### RECORDED DATA

──────────────────────────────

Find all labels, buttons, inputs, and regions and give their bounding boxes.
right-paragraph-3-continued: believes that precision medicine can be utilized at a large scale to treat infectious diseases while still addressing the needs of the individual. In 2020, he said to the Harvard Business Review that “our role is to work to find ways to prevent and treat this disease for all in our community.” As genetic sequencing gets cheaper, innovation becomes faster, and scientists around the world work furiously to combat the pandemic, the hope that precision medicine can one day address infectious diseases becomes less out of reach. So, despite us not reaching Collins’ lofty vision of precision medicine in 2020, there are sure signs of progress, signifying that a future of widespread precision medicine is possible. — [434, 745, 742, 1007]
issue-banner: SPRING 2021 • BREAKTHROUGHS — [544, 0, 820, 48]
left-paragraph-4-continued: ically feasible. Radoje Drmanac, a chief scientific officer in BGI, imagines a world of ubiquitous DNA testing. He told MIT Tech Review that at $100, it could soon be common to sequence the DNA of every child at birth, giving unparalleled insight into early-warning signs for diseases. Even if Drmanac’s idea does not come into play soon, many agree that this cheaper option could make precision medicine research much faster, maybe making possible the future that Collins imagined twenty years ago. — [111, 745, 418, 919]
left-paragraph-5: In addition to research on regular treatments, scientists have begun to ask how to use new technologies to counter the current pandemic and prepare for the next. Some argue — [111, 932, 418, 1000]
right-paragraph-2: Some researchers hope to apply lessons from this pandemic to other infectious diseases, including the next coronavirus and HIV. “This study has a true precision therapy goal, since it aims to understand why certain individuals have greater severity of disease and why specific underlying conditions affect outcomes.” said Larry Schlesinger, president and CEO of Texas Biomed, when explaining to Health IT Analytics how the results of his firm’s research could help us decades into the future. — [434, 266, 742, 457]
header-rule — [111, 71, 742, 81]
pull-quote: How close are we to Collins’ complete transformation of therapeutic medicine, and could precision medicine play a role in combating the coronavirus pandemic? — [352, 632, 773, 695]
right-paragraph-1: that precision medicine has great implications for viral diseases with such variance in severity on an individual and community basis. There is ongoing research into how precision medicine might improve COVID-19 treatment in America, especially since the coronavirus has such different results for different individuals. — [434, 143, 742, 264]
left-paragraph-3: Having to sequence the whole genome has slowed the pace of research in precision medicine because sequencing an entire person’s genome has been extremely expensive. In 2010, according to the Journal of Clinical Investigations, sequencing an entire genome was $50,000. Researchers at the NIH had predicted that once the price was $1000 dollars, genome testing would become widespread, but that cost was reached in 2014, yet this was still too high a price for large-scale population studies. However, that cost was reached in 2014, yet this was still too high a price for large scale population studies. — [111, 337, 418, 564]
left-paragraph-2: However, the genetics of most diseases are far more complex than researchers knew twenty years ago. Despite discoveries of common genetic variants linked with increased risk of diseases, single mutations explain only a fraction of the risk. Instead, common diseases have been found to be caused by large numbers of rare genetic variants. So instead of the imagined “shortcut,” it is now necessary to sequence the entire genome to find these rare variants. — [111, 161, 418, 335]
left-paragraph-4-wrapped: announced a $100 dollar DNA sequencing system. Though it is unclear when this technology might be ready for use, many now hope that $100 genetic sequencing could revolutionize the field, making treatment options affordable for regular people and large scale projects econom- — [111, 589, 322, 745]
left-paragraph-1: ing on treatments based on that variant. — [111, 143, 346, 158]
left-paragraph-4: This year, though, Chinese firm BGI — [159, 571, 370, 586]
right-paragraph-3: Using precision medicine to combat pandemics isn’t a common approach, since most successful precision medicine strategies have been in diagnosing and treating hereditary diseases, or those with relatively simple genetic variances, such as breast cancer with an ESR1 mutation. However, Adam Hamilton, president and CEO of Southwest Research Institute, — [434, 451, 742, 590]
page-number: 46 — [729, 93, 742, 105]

──────────────────────────────

### YOUR GOAL
Retype the whole listing above exactly as it appears.

### ANSWER SPACE
Find all labels, buttons, inputs, and regions and give their bounding boxes.
right-paragraph-3-continued: believes that precision medicine can be utilized at a large scale to treat infectious diseases while still addressing the needs of the individual. In 2020, he said to the Harvard Business Review that “our role is to work to find ways to prevent and treat this disease for all in our community.” As genetic sequencing gets cheaper, innovation becomes faster, and scientists around the world work furiously to combat the pandemic, the hope that precision medicine can one day address infectious diseases becomes less out of reach. So, despite us not reaching Collins’ lofty vision of precision medicine in 2020, there are sure signs of progress, signifying that a future of widespread precision medicine is possible. — [434, 745, 742, 1007]
issue-banner: SPRING 2021 • BREAKTHROUGHS — [544, 0, 820, 48]
left-paragraph-4-continued: ically feasible. Radoje Drmanac, a chief scientific officer in BGI, imagines a world of ubiquitous DNA testing. He told MIT Tech Review that at $100, it could soon be common to sequence the DNA of every child at birth, giving unparalleled insight into early-warning signs for diseases. Even if Drmanac’s idea does not come into play soon, many agree that this cheaper option could make precision medicine research much faster, maybe making possible the future that Collins imagined twenty years ago. — [111, 745, 418, 919]
left-paragraph-5: In addition to research on regular treatments, scientists have begun to ask how to use new technologies to counter the current pandemic and prepare for the next. Some argue — [111, 932, 418, 1000]
right-paragraph-2: Some researchers hope to apply lessons from this pandemic to other infectious diseases, including the next coronavirus and HIV. “This study has a true precision therapy goal, since it aims to understand why certain individuals have greater severity of disease and why specific underlying conditions affect outcomes.” said Larry Schlesinger, president and CEO of Texas Biomed, when explaining to Health IT Analytics how the results of his firm’s research could help us decades into the future. — [434, 266, 742, 457]
header-rule — [111, 71, 742, 81]
pull-quote: How close are we to Collins’ complete transformation of therapeutic medicine, and could precision medicine play a role in combating the coronavirus pandemic? — [352, 632, 773, 695]
right-paragraph-1: that precision medicine has great implications for viral diseases with such variance in severity on an individual and community basis. There is ongoing research into how precision medicine might improve COVID-19 treatment in America, especially since the coronavirus has such different results for different individuals. — [434, 143, 742, 264]
left-paragraph-3: Having to sequence the whole genome has slowed the pace of research in precision medicine because sequencing an entire person’s genome has been extremely expensive. In 2010, according to the Journal of Clinical Investigations, sequencing an entire genome was $50,000. Researchers at the NIH had predicted that once the price was $1000 dollars, genome testing would become widespread, but that cost was reached in 2014, yet this was still too high a price for large-scale population studies. However, that cost was reached in 2014, yet this was still too high a price for large scale population studies. — [111, 337, 418, 564]
left-paragraph-2: However, the genetics of most diseases are far more complex than researchers knew twenty years ago. Despite discoveries of common genetic variants linked with increased risk of diseases, single mutations explain only a fraction of the risk. Instead, common diseases have been found to be caused by large numbers of rare genetic variants. So instead of the imagined “shortcut,” it is now necessary to sequence the entire genome to find these rare variants. — [111, 161, 418, 335]
left-paragraph-4-wrapped: announced a $100 dollar DNA sequencing system. Though it is unclear when this technology might be ready for use, many now hope that $100 genetic sequencing could revolutionize the field, making treatment options affordable for regular people and large scale projects econom- — [111, 589, 322, 745]
left-paragraph-1: ing on treatments based on that variant. — [111, 143, 346, 158]
left-paragraph-4: This year, though, Chinese firm BGI — [159, 571, 370, 586]
right-paragraph-3: Using precision medicine to combat pandemics isn’t a common approach, since most successful precision medicine strategies have been in diagnosing and treating hereditary diseases, or those with relatively simple genetic variances, such as breast cancer with an ESR1 mutation. However, Adam Hamilton, president and CEO of Southwest Research Institute, — [434, 451, 742, 590]
page-number: 46 — [729, 93, 742, 105]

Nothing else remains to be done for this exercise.